Task requirements → How many lines in the listing below include the word "dash"? Answer with the number and nothing else.
--- start of Extracted information ---
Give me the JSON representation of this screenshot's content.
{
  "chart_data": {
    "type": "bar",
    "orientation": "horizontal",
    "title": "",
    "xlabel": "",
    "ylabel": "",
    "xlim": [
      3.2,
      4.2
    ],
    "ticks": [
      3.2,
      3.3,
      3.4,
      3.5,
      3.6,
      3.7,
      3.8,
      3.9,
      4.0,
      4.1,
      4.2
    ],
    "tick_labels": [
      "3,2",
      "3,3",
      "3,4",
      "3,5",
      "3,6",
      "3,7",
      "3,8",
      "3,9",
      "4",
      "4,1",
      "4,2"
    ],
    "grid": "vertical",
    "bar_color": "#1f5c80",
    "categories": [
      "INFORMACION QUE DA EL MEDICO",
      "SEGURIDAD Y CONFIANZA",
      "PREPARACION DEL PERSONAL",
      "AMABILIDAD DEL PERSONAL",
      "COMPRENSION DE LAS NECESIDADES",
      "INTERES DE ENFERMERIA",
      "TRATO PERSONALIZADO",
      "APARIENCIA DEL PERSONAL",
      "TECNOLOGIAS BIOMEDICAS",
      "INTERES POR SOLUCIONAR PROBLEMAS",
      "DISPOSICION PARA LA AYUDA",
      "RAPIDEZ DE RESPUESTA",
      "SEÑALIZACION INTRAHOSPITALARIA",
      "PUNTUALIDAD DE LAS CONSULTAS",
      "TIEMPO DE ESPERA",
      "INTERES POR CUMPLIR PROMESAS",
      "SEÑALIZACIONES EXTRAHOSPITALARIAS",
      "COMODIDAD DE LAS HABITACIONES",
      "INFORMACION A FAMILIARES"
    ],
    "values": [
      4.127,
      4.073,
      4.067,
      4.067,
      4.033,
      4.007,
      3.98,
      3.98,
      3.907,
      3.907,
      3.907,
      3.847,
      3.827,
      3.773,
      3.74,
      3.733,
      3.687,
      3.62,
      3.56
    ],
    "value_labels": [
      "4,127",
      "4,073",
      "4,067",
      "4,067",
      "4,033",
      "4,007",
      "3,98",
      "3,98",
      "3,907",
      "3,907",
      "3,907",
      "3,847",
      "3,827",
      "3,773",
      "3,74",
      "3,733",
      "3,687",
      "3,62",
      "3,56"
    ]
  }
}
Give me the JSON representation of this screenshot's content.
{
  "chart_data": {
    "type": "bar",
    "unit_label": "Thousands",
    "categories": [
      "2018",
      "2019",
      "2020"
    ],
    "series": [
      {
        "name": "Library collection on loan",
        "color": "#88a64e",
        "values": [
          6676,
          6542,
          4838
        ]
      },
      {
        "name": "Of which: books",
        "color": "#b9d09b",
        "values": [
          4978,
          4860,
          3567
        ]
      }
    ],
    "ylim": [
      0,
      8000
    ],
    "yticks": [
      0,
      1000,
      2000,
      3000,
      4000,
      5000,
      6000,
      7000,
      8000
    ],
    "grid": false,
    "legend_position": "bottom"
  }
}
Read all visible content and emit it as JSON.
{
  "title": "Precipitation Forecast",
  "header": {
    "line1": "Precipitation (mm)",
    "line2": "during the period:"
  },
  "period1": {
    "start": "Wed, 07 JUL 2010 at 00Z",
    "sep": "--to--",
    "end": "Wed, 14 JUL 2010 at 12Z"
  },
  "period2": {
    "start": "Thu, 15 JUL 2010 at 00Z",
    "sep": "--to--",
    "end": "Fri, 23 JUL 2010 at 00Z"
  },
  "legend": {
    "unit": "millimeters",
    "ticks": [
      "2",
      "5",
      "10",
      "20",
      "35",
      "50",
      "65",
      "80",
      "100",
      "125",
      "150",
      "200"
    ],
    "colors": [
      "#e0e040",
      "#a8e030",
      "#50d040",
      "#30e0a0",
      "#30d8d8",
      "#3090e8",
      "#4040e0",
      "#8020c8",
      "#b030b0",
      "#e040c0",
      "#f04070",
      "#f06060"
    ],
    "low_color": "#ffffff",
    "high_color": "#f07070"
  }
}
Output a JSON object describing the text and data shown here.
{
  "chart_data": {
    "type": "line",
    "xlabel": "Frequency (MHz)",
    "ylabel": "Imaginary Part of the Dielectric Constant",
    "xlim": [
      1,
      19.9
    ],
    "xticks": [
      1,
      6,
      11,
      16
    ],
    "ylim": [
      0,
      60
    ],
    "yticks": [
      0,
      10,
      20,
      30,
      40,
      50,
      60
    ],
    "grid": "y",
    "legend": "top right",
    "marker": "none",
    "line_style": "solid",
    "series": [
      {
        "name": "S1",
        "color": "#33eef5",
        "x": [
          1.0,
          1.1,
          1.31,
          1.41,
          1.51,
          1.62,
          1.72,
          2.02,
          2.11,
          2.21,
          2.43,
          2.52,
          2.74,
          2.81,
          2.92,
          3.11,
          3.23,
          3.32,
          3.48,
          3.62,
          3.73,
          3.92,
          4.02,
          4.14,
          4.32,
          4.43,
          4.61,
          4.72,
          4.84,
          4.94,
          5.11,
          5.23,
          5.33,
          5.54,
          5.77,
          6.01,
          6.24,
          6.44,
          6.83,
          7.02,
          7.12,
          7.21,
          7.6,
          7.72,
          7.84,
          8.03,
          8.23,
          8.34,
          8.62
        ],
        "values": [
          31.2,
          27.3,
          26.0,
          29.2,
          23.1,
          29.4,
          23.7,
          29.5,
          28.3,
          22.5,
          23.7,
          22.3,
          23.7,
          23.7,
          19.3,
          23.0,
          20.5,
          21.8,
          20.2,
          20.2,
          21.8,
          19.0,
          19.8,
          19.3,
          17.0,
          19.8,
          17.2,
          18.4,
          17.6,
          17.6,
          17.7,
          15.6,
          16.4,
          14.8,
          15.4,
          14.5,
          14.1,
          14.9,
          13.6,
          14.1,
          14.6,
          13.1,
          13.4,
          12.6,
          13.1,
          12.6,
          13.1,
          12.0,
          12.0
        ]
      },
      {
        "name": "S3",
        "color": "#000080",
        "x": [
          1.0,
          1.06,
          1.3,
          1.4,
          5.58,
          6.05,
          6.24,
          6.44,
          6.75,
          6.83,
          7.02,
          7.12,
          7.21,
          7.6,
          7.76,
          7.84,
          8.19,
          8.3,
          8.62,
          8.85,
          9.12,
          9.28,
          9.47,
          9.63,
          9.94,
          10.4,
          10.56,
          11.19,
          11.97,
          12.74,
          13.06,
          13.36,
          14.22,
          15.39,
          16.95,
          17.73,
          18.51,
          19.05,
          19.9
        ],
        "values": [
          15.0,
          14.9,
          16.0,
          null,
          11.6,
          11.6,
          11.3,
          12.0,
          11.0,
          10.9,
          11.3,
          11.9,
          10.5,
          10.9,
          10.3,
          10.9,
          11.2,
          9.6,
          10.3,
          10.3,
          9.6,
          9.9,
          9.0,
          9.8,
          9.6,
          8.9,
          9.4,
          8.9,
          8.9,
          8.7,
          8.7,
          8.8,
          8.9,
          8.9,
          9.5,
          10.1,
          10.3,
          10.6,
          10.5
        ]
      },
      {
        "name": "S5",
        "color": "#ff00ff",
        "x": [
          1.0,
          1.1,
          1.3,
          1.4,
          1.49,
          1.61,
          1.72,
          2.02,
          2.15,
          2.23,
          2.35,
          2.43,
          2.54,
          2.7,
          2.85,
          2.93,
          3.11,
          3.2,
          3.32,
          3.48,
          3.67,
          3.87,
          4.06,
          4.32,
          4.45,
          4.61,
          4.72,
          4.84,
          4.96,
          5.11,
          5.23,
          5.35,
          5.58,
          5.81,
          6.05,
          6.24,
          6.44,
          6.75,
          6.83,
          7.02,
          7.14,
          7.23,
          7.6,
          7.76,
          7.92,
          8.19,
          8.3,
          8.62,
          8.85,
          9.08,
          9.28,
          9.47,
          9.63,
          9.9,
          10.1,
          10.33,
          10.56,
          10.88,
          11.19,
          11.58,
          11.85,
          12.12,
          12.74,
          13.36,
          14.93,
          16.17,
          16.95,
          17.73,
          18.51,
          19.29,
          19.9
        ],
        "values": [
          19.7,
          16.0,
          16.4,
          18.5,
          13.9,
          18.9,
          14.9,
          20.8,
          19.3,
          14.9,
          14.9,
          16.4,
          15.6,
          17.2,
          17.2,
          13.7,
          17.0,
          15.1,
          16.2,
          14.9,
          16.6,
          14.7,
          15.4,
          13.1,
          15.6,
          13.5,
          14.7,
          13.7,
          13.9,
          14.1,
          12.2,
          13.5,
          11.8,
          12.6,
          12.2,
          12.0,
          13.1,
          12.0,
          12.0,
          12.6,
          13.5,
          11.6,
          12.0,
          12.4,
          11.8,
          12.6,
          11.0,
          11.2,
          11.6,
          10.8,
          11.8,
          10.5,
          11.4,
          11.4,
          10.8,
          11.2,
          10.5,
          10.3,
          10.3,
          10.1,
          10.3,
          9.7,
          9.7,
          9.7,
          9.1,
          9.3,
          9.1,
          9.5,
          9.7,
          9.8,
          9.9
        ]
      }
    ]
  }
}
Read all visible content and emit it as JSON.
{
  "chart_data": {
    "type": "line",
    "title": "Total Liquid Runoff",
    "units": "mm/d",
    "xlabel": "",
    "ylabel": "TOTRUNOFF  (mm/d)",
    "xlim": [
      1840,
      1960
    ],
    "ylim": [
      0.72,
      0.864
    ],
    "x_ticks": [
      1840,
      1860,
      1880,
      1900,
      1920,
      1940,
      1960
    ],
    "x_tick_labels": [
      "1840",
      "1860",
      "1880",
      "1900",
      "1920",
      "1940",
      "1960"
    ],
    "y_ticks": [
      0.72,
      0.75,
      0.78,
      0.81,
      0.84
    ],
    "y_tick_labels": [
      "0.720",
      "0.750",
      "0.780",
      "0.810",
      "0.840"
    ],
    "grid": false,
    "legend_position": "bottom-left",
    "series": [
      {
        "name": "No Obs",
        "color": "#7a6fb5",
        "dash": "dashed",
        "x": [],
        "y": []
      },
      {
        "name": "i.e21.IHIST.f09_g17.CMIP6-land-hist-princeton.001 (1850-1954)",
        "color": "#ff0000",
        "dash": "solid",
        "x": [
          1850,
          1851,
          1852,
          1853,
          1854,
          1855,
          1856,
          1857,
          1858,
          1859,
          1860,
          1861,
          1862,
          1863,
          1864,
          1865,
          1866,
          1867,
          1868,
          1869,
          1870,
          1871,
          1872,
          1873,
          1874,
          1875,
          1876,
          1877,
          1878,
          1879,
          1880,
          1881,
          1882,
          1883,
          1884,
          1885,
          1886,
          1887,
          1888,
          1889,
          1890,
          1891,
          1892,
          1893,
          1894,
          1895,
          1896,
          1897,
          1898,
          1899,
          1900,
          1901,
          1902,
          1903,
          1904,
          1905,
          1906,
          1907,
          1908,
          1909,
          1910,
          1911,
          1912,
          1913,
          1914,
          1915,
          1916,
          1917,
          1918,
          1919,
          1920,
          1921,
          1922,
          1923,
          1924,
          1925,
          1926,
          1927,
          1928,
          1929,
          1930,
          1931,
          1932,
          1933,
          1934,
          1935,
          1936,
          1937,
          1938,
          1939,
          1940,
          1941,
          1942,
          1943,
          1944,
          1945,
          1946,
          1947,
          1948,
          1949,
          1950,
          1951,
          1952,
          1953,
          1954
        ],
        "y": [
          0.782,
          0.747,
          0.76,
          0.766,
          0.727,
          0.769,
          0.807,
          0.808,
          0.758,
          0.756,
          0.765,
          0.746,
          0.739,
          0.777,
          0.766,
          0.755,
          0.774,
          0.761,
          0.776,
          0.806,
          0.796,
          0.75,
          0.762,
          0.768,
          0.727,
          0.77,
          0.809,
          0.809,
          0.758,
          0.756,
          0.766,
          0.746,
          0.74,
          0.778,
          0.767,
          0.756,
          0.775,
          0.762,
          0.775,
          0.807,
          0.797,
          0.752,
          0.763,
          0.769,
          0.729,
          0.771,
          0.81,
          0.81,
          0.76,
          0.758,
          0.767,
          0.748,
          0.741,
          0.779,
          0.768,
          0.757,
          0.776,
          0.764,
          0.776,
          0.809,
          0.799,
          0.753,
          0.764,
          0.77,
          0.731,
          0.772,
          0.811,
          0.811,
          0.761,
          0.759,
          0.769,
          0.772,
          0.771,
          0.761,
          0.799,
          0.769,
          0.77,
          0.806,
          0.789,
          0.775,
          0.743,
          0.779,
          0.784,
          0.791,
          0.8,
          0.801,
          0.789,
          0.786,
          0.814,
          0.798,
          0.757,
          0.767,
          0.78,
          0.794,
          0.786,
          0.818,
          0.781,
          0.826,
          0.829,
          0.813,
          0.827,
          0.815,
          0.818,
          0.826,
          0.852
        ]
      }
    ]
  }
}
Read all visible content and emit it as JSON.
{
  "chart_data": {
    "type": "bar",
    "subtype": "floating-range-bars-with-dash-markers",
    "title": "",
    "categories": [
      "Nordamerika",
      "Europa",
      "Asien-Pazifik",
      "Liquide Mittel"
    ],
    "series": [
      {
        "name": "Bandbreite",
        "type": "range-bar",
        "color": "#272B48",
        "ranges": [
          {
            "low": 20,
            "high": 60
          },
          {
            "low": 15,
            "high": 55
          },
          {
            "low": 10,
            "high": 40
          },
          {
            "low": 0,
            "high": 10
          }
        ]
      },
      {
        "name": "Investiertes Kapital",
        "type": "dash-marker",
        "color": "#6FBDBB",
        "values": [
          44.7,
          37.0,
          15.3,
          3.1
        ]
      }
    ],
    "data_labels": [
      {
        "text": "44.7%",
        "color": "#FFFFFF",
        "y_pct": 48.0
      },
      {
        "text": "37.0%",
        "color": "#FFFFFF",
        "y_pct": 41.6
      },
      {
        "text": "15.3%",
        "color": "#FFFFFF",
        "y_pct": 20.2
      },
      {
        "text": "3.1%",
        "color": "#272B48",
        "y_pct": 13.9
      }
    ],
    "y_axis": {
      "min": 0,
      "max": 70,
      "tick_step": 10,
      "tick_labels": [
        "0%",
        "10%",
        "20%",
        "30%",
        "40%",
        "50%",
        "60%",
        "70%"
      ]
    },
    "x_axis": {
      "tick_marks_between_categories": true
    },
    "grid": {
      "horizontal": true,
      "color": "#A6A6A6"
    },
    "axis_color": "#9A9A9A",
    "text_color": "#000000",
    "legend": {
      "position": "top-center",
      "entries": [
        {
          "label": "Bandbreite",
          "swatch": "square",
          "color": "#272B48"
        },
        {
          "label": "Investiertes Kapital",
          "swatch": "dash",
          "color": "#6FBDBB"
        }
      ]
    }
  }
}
--- end of Extracted information ---
Written reply → 5